§ **Dataset extract**
-- Begin --

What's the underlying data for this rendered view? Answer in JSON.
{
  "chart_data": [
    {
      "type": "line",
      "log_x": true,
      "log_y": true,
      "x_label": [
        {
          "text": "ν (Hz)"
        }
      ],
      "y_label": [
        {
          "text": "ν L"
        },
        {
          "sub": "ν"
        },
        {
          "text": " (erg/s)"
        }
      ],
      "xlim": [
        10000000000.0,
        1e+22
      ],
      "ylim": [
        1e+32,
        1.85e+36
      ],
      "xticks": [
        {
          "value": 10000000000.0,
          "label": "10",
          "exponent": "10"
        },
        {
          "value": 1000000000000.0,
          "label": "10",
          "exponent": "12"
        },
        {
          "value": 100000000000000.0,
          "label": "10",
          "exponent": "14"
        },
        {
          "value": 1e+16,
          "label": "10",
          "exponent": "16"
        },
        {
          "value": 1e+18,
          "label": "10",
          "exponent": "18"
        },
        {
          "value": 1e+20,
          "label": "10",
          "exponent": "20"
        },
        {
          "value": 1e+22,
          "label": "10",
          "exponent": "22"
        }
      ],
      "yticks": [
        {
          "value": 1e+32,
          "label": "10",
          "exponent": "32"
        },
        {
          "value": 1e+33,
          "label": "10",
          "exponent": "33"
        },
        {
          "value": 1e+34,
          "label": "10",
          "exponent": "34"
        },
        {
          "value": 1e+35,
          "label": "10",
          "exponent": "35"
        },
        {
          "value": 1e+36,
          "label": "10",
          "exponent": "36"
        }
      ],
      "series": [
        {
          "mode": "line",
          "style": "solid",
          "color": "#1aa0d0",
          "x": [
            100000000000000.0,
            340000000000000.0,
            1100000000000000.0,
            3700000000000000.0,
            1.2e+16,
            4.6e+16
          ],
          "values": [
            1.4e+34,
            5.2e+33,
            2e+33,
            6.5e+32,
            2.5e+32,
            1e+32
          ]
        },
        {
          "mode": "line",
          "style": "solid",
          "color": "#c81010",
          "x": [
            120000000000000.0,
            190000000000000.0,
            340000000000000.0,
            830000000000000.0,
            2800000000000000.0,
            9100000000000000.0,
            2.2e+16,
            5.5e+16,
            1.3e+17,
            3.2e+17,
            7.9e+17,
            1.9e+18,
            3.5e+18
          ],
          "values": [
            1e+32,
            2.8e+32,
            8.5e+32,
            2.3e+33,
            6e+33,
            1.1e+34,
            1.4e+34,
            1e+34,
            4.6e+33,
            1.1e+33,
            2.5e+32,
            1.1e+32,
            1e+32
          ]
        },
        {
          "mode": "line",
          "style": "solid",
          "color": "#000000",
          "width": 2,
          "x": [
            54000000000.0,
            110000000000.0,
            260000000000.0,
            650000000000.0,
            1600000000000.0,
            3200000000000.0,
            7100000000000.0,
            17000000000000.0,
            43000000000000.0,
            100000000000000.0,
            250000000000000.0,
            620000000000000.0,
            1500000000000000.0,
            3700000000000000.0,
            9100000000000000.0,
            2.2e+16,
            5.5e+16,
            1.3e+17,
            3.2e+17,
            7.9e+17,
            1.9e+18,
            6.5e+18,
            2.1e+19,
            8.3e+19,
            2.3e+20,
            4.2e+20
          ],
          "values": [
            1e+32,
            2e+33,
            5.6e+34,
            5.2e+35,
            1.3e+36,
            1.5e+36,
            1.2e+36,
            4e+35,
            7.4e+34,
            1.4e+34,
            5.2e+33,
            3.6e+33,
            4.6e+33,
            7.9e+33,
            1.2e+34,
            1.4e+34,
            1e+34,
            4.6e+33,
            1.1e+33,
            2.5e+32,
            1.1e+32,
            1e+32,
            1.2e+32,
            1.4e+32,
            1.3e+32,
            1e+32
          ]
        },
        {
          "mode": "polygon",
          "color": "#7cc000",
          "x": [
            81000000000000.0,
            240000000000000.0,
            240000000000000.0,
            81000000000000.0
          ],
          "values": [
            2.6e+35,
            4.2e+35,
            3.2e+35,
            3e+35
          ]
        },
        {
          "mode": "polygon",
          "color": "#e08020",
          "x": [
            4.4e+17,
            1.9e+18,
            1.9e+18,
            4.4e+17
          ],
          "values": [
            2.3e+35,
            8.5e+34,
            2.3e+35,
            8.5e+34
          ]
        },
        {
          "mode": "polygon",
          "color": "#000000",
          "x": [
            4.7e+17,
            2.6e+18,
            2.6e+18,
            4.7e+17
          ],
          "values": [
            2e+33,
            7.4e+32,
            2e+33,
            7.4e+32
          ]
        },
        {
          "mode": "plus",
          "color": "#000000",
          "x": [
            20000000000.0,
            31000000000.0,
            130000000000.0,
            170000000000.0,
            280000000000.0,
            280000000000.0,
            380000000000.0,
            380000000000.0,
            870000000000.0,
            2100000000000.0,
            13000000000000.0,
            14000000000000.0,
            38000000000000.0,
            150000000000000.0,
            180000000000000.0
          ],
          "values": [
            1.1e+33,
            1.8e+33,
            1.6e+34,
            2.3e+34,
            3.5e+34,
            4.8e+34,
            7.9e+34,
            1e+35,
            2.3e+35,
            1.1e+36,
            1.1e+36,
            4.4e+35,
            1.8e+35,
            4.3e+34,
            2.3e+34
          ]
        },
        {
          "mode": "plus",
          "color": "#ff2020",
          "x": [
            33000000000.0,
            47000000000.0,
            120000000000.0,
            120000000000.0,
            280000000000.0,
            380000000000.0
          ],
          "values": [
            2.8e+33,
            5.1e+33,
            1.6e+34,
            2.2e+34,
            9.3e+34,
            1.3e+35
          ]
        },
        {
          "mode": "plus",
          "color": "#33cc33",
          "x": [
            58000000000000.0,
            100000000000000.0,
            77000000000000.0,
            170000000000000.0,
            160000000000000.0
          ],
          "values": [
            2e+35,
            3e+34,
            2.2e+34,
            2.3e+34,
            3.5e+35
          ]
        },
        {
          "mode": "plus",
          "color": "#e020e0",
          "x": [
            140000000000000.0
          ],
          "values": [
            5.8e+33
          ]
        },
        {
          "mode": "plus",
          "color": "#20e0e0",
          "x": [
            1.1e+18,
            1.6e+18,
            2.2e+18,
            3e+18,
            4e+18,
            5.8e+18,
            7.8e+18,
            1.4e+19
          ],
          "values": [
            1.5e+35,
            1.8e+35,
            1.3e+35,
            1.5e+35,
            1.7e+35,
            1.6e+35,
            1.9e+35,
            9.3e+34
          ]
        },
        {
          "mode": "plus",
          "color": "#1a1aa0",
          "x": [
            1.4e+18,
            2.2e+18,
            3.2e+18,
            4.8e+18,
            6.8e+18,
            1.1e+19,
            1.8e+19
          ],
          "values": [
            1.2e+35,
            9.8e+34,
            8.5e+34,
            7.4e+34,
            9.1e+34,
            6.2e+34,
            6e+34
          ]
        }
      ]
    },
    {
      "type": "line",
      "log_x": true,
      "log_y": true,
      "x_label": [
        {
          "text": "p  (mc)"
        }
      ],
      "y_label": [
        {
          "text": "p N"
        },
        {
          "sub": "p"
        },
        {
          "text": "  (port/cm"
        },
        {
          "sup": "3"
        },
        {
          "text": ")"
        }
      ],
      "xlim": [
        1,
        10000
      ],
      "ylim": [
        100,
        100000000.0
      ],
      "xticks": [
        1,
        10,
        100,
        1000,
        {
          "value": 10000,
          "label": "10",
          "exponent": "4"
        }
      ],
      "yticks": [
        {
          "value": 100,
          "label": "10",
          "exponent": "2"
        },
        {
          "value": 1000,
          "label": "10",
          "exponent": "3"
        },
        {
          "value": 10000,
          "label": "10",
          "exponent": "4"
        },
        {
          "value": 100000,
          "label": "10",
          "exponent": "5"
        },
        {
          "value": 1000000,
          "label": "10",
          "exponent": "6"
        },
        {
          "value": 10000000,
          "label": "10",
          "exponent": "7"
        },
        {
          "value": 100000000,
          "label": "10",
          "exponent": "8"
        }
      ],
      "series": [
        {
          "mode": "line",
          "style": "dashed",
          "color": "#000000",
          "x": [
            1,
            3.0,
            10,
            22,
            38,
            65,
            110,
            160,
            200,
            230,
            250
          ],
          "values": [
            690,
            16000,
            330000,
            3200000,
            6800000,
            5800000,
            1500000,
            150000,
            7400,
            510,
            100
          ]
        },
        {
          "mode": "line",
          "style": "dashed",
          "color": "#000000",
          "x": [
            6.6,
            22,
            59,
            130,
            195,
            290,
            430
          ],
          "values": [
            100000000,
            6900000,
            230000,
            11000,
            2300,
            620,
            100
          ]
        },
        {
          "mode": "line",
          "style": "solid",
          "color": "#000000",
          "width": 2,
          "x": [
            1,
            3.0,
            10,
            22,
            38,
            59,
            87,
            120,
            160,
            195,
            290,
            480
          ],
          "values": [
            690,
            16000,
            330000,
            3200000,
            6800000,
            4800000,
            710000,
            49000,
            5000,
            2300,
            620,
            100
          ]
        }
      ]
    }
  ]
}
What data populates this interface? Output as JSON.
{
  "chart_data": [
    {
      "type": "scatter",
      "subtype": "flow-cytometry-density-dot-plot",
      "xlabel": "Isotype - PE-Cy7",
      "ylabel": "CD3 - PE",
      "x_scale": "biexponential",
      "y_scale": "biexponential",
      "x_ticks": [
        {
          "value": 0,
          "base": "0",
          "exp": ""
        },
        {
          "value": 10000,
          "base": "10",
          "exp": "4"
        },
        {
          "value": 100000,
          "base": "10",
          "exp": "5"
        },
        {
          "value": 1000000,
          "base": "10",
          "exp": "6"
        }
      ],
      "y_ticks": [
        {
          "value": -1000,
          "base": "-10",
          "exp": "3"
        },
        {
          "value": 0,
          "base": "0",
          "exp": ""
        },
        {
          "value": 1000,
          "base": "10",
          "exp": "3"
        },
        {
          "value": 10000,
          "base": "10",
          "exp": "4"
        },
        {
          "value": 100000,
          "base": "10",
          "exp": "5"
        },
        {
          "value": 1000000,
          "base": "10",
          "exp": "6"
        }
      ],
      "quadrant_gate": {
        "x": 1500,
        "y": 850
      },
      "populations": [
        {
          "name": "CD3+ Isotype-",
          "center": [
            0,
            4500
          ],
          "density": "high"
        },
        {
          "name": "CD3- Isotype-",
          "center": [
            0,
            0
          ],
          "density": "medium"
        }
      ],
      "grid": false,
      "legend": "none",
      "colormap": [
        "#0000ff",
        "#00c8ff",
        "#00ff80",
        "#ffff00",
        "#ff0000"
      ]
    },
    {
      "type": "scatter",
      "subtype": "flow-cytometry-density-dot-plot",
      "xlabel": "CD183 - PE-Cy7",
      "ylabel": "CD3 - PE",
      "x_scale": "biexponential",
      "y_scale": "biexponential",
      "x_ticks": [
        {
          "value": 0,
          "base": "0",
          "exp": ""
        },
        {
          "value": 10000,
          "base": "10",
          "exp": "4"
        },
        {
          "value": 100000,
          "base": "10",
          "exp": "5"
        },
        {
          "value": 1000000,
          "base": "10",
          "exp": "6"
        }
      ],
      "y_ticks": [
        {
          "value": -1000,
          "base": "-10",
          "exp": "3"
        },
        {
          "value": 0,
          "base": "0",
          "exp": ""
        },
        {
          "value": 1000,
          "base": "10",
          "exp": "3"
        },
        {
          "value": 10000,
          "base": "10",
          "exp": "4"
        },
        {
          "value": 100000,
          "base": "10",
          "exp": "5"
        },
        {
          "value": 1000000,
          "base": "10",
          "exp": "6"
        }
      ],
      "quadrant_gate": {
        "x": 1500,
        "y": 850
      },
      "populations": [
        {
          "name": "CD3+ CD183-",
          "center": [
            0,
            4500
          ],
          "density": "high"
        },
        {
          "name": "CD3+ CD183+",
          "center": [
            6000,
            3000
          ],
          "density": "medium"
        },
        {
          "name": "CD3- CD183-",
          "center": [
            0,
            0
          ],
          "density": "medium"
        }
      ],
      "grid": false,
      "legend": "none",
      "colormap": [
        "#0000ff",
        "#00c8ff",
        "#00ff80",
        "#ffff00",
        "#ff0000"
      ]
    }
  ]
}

-- End --

§ **Problem details**
Every line holding "this" should be copied out.

§ **Answer below**
What's the underlying data for this rendered view? Answer in JSON.
What data populates this interface? Output as JSON.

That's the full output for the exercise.